> [AVAILABLE RECORDS]:
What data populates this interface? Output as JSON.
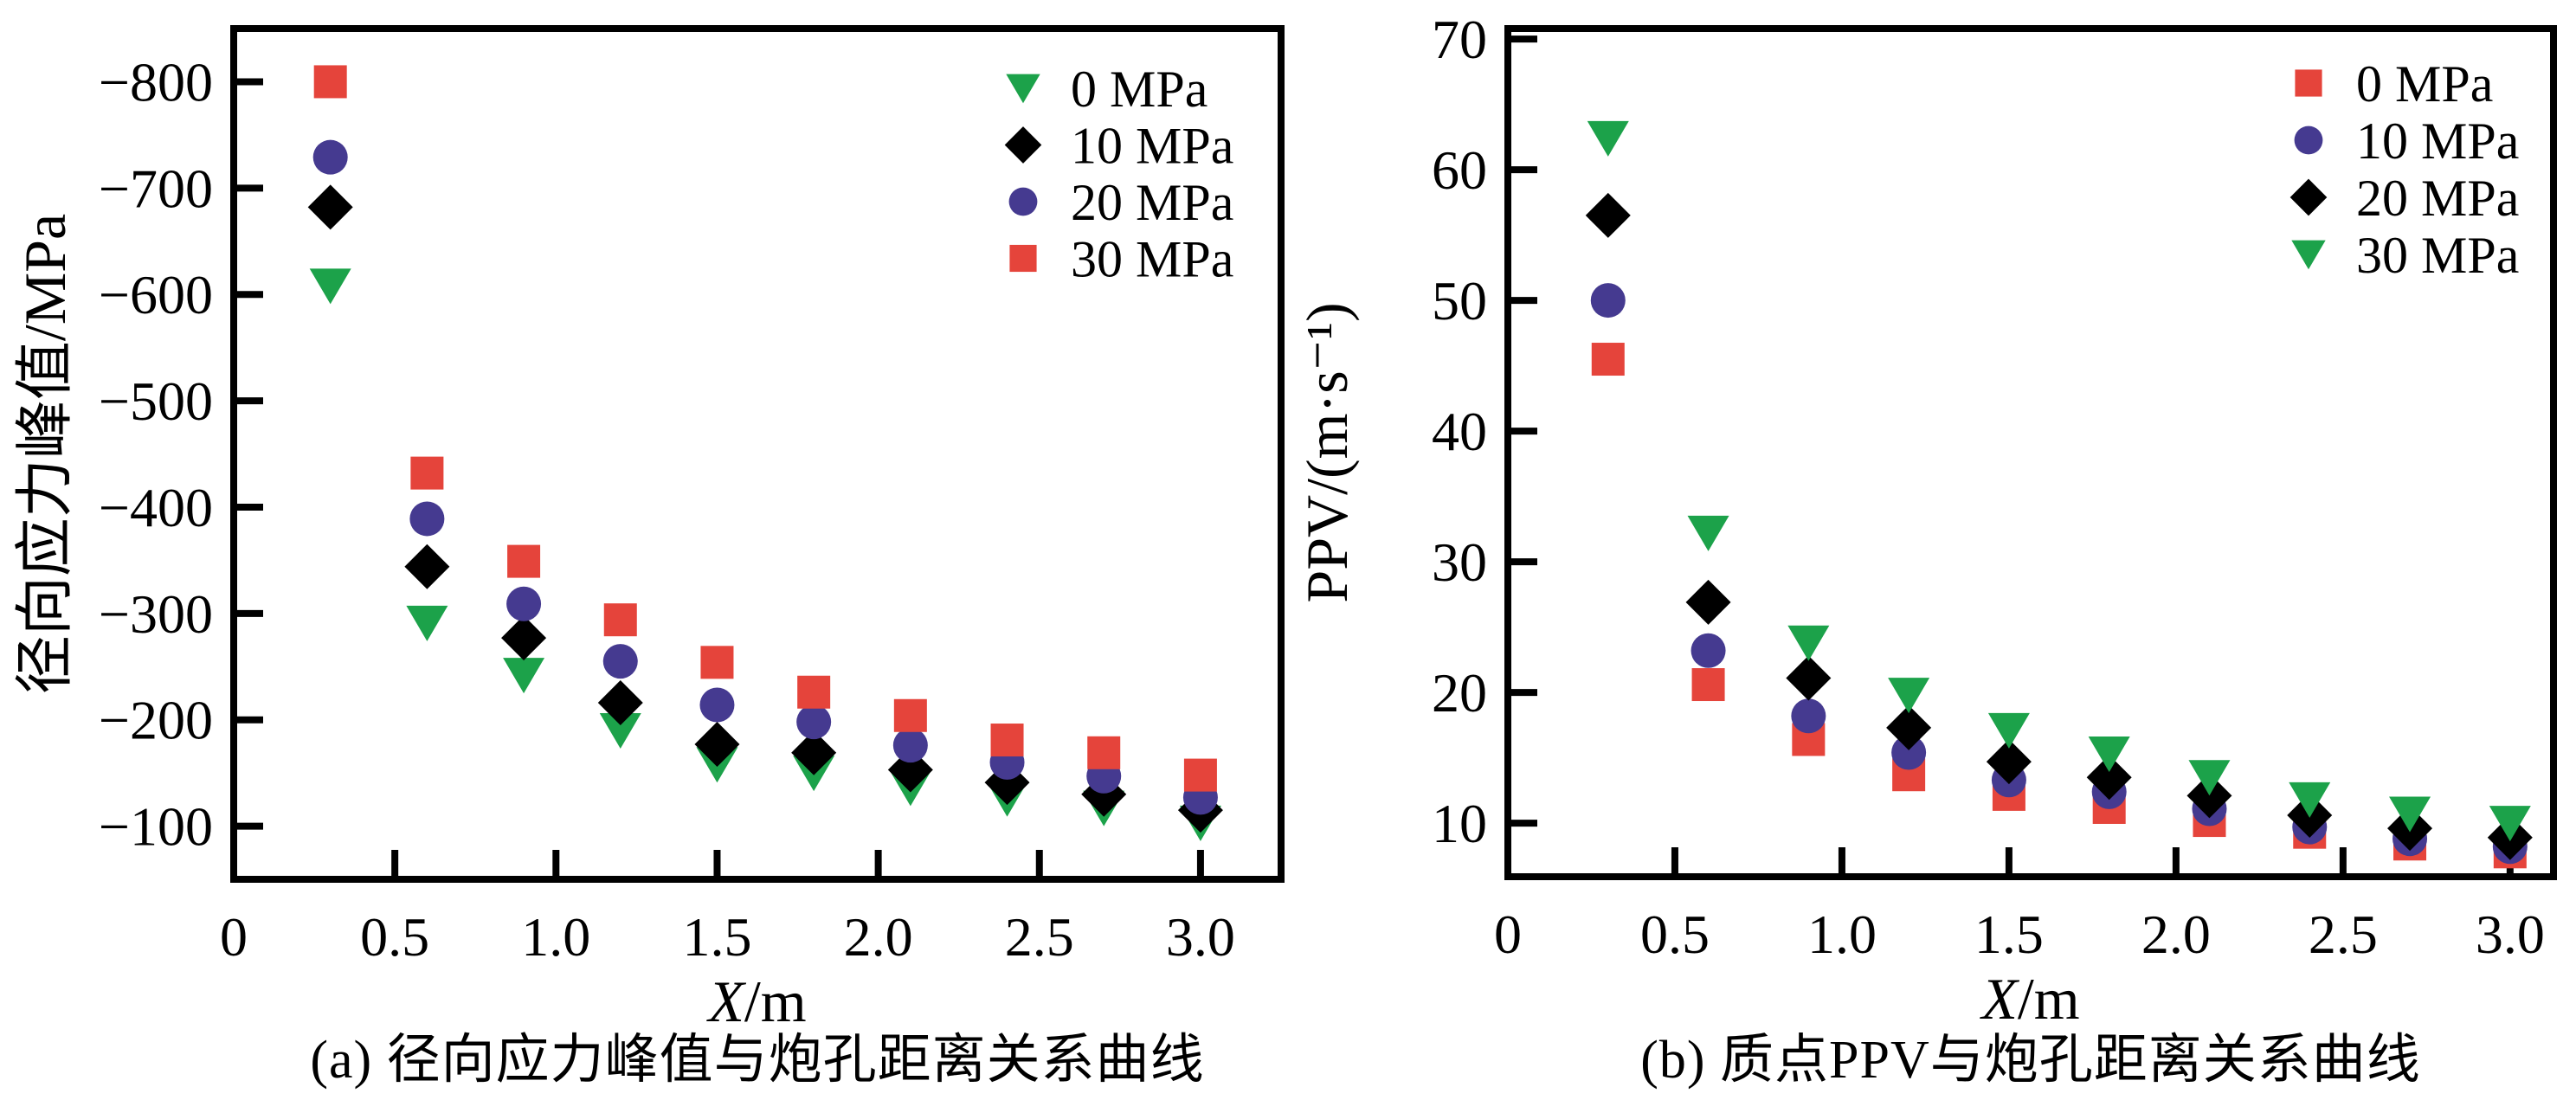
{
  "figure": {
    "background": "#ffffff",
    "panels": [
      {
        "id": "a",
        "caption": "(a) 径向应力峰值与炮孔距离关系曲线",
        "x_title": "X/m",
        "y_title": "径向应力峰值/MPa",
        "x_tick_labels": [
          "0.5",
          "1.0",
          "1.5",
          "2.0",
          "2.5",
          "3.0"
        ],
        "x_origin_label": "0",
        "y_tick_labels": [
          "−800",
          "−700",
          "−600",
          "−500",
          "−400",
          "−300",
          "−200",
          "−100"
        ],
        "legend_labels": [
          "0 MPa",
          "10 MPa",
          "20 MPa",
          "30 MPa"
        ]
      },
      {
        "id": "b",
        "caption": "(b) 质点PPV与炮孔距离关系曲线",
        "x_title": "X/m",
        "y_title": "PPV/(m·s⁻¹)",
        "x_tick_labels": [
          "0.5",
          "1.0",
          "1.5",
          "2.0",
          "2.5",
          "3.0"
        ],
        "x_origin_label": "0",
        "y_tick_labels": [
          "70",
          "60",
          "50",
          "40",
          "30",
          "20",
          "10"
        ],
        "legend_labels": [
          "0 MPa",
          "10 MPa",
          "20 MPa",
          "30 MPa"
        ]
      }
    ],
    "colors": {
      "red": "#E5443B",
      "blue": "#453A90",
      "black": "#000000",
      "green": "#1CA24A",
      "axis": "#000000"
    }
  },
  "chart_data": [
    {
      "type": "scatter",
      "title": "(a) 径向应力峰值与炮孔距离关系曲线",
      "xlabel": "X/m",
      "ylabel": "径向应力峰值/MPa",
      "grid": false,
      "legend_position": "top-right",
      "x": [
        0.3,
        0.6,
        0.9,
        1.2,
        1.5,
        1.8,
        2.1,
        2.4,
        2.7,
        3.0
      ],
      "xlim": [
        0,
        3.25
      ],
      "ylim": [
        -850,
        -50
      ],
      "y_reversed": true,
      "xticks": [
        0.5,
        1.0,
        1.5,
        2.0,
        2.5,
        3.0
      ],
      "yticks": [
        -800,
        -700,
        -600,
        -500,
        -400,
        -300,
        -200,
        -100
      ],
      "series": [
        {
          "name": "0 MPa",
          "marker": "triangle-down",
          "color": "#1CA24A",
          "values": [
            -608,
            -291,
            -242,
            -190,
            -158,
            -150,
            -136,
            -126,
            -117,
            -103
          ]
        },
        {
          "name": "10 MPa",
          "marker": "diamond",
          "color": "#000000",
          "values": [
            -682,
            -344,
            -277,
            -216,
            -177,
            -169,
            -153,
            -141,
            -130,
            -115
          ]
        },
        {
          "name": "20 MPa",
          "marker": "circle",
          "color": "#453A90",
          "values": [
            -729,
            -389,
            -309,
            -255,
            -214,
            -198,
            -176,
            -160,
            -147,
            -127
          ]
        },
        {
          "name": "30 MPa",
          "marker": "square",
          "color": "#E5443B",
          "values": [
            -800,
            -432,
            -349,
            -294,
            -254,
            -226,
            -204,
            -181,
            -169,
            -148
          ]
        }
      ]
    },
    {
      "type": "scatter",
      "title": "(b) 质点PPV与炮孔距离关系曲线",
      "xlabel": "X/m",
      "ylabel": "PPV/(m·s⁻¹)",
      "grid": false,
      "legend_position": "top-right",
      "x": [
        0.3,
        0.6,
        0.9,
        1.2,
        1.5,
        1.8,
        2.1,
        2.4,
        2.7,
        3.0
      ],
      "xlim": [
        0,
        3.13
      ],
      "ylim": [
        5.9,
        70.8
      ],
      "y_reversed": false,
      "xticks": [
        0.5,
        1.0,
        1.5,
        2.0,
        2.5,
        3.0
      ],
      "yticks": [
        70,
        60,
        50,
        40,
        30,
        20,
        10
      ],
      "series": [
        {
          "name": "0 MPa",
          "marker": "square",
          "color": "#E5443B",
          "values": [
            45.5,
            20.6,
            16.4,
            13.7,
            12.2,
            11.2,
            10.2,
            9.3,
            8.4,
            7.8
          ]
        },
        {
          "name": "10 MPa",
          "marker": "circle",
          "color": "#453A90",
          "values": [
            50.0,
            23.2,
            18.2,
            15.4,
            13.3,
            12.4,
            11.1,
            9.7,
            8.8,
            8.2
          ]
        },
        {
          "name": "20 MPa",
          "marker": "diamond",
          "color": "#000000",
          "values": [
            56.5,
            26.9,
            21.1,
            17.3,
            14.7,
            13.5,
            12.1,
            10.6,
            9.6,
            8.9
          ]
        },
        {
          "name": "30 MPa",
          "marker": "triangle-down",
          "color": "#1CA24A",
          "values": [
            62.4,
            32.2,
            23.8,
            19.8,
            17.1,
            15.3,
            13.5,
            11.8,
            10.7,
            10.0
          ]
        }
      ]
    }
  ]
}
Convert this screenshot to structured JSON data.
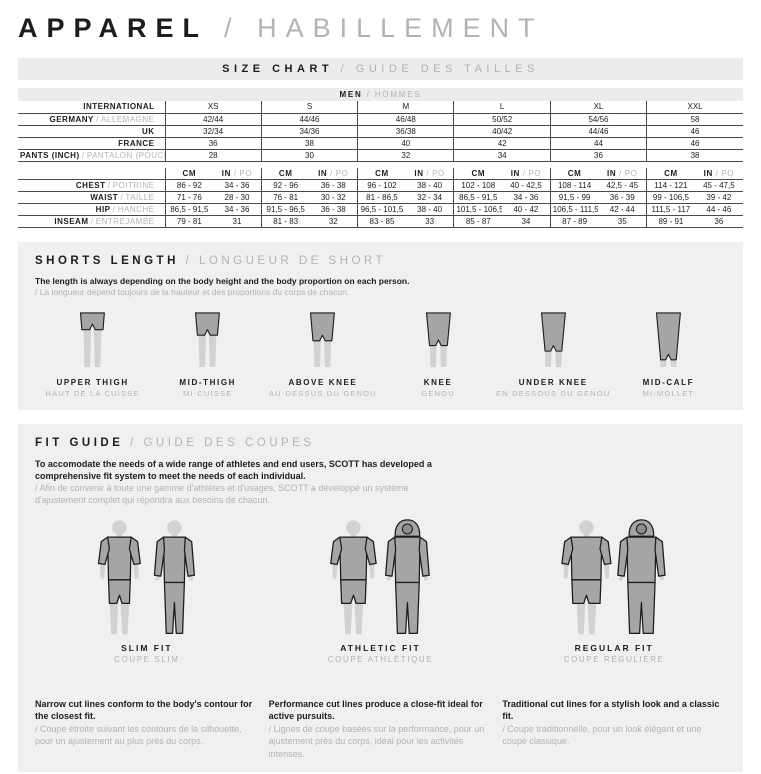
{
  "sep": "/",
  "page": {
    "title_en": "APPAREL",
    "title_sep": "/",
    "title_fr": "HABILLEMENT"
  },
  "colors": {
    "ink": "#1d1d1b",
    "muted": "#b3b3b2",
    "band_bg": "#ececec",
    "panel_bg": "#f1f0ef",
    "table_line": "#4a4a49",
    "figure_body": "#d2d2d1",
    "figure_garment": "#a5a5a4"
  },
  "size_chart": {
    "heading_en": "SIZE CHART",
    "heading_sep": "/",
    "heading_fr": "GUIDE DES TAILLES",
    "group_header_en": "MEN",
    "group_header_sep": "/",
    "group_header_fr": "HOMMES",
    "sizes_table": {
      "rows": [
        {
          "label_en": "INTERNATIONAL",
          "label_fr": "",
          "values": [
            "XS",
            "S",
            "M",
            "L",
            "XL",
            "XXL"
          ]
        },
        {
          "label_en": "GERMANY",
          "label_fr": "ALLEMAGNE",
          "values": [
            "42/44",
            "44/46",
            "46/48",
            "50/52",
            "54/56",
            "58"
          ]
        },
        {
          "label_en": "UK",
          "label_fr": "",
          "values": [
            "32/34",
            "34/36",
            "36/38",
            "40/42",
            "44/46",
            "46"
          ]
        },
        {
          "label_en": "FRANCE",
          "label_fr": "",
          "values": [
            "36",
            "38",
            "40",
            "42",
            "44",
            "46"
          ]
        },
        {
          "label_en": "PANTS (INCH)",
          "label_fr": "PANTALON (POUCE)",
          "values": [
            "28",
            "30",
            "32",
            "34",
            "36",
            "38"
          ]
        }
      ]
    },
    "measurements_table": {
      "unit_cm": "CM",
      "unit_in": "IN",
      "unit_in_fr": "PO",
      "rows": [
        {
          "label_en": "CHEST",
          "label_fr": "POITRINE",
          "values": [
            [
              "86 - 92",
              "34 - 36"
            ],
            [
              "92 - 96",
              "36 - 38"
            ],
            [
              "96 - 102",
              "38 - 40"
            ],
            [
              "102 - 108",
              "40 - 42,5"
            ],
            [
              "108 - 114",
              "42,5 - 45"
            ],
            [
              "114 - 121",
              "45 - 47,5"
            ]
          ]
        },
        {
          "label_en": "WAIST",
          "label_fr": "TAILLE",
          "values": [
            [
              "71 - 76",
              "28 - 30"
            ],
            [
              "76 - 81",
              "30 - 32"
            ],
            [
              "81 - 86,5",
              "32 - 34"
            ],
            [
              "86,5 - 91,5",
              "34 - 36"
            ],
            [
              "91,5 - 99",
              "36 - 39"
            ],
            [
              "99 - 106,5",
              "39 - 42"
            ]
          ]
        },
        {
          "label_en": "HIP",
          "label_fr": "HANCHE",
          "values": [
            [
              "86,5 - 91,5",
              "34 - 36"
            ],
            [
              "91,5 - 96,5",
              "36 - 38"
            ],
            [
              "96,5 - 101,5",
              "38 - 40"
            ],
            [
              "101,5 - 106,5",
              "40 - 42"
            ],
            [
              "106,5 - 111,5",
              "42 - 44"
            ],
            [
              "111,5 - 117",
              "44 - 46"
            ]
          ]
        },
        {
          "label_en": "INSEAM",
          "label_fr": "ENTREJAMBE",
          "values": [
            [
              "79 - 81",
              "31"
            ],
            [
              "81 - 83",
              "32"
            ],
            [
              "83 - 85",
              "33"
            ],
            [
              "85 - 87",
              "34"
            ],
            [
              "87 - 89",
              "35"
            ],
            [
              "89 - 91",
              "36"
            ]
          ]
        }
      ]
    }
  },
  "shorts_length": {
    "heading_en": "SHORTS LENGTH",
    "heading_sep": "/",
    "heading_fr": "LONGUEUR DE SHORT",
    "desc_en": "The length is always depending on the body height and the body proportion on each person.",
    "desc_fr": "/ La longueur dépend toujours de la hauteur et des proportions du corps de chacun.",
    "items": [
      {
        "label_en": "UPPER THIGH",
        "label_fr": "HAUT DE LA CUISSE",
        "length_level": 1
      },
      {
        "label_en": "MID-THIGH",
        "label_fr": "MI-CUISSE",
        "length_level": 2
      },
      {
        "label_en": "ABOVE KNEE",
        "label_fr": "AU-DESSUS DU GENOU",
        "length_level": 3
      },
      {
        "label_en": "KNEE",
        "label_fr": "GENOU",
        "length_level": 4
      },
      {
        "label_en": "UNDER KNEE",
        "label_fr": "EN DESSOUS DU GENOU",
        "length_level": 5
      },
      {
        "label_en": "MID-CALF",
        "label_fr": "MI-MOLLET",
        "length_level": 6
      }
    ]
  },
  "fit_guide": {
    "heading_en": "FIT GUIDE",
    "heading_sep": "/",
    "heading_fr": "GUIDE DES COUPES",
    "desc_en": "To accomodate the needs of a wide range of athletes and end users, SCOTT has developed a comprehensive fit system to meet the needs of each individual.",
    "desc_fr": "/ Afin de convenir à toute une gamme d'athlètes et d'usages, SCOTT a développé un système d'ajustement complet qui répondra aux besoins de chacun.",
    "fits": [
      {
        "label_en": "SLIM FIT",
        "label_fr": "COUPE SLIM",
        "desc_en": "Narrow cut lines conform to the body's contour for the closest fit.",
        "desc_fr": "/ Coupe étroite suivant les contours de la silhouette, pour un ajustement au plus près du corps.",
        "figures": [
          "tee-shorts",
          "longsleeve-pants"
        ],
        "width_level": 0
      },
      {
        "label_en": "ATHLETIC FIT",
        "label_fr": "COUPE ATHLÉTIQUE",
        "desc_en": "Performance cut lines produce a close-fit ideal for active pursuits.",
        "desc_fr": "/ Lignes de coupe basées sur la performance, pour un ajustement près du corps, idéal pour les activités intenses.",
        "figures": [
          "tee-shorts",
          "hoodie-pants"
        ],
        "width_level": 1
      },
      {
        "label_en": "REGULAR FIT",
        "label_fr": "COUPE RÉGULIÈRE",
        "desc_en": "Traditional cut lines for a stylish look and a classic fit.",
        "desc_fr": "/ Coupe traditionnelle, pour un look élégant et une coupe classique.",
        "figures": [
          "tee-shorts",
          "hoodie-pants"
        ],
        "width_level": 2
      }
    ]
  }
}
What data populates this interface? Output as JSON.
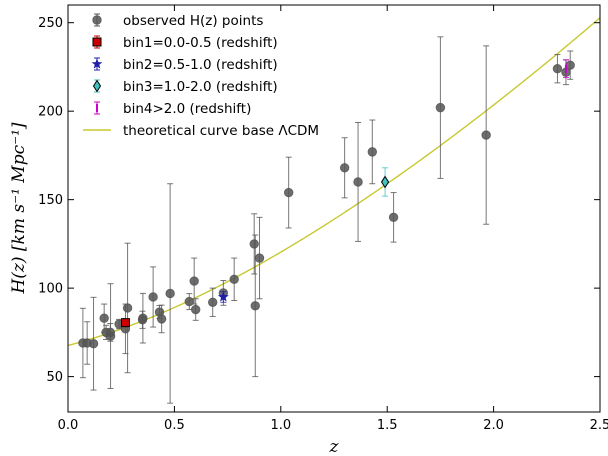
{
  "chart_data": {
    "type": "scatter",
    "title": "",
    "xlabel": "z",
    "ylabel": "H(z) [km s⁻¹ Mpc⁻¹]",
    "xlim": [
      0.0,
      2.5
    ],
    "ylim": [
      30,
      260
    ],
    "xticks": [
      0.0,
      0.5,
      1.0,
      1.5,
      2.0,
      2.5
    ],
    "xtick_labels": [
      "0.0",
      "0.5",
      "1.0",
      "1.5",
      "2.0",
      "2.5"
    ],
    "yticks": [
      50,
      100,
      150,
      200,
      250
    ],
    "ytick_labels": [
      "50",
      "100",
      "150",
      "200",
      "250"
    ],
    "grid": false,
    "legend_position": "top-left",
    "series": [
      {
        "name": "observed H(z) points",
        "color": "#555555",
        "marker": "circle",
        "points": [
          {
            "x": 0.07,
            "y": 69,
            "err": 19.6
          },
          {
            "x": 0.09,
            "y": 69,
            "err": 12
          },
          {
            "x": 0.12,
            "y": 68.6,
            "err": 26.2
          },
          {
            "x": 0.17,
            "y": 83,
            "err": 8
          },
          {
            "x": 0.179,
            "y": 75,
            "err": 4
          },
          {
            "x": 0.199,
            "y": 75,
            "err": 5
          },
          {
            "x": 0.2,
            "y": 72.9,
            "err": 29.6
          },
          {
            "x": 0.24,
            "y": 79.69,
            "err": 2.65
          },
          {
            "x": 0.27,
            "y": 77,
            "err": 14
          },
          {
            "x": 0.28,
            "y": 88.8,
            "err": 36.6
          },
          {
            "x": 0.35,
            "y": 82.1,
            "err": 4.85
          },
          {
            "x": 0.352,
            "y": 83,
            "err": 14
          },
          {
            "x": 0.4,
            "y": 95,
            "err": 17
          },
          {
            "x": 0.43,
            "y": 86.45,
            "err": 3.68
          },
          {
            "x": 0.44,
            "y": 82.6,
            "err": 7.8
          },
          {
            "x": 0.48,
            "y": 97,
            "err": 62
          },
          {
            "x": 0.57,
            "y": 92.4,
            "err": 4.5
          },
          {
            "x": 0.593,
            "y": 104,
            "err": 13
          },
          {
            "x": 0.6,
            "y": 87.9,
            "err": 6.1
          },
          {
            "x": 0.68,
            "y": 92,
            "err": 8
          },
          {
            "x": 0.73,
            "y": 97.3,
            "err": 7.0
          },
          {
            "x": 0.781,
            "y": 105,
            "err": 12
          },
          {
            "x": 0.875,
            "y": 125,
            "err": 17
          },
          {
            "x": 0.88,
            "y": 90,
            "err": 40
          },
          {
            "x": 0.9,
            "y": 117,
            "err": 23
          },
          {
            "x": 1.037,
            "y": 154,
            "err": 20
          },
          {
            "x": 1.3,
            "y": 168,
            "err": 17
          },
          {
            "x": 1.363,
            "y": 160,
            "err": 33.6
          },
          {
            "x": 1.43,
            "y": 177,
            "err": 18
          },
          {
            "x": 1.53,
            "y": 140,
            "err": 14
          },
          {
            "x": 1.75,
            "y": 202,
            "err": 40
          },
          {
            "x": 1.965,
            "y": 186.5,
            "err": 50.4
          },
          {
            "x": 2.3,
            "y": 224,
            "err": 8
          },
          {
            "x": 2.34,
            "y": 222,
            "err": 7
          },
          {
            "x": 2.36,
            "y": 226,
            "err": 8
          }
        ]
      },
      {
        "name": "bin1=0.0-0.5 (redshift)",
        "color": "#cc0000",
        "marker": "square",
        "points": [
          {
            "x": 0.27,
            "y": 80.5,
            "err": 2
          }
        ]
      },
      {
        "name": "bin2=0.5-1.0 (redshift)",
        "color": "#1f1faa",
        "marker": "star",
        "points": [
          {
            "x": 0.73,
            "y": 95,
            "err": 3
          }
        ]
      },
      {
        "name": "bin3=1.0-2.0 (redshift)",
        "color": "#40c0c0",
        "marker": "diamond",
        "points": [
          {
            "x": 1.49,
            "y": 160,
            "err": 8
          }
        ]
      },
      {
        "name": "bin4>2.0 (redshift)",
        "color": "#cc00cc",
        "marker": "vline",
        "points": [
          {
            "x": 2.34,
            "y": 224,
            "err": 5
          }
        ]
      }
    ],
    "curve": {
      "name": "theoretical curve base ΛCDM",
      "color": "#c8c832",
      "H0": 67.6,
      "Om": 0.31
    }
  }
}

> [GIVEN INSTRUCTION]: Only the count is needed: the number of lines in the data that include the word "look".

> [RIGHT ANSWER]: 2